Keep the wording of each record exactly the same when you repeat it, and leave out pictures.

**DATASET ENTRIES:**
┄┄┄┄┄┄

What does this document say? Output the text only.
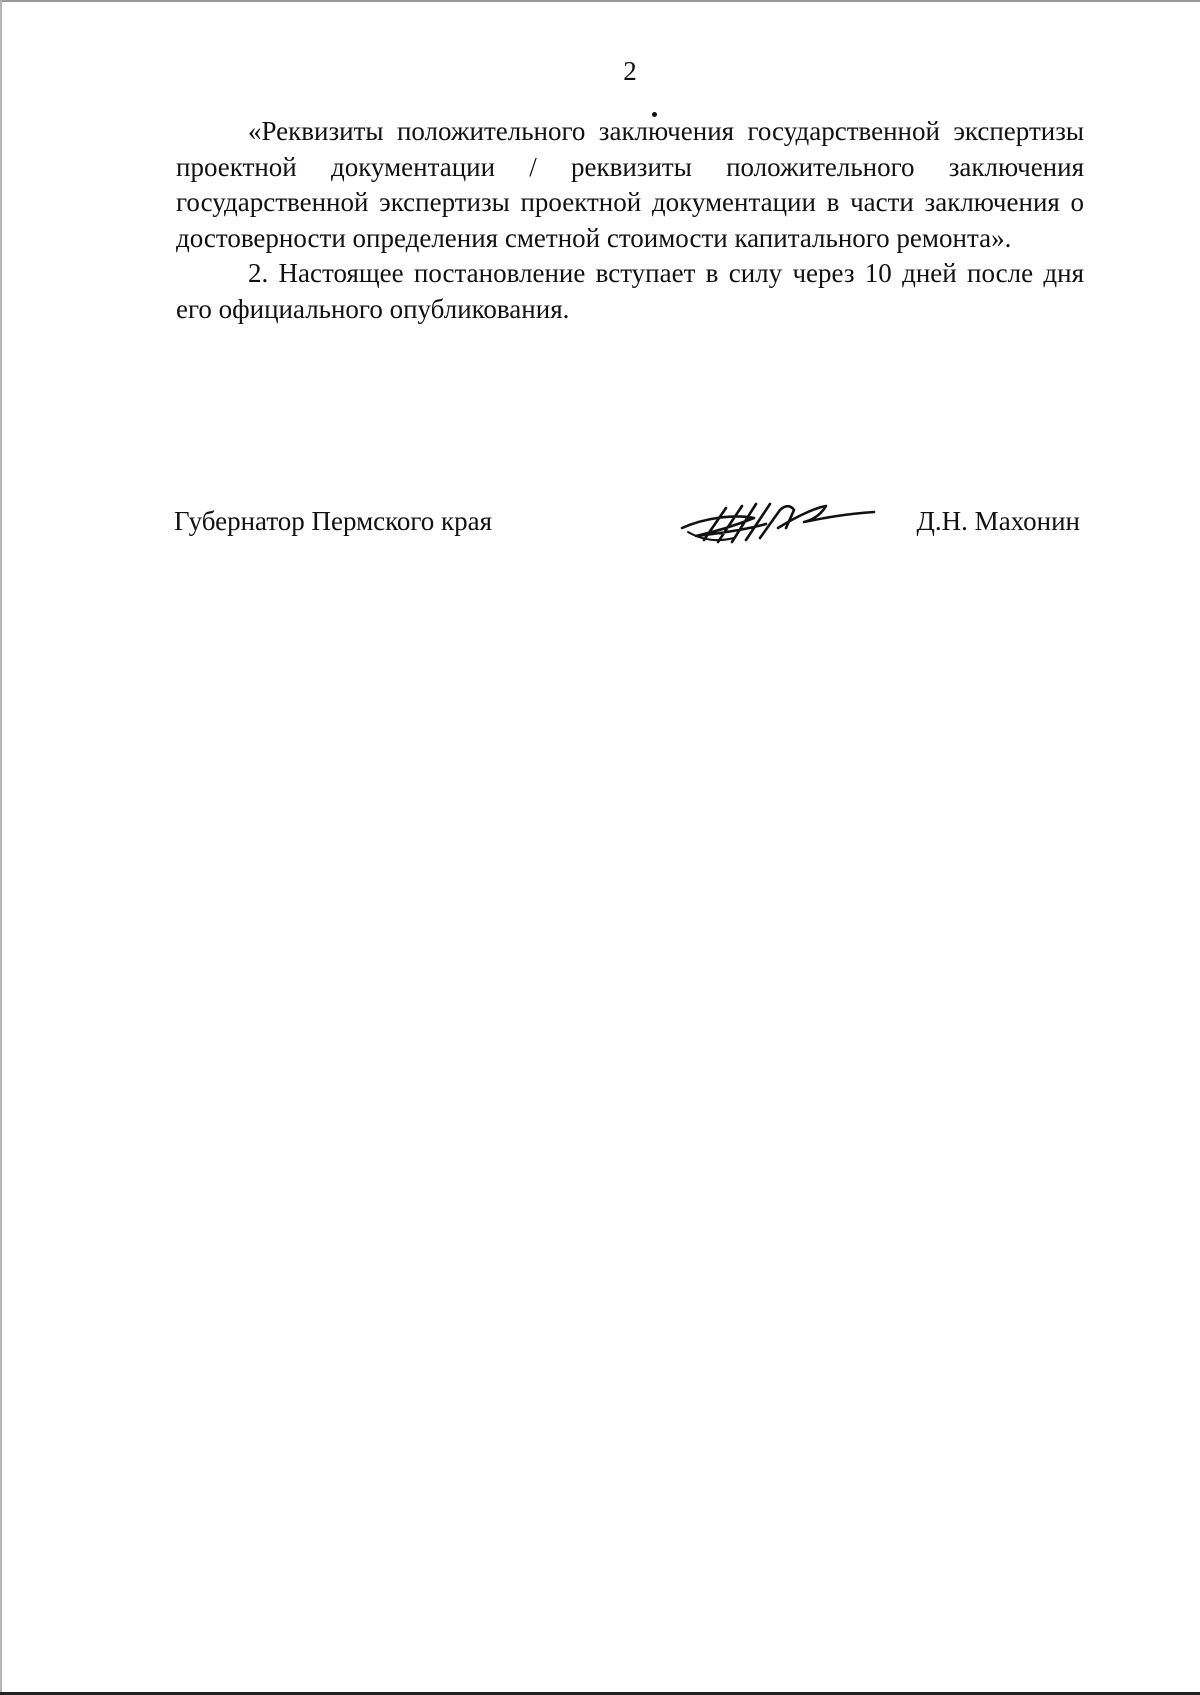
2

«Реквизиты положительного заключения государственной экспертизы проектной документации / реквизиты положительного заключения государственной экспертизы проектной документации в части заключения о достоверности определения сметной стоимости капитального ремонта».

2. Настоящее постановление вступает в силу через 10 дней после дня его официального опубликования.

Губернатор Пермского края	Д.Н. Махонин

┄┄┄┄┄┄

**FULL OUTPUT:**
What does this document say? Output the text only.
2

«Реквизиты положительного заключения государственной экспертизы проектной документации / реквизиты положительного заключения государственной экспертизы проектной документации в части заключения о достоверности определения сметной стоимости капитального ремонта».

2. Настоящее постановление вступает в силу через 10 дней после дня его официального опубликования.

Губернатор Пермского края	Д.Н. Махонин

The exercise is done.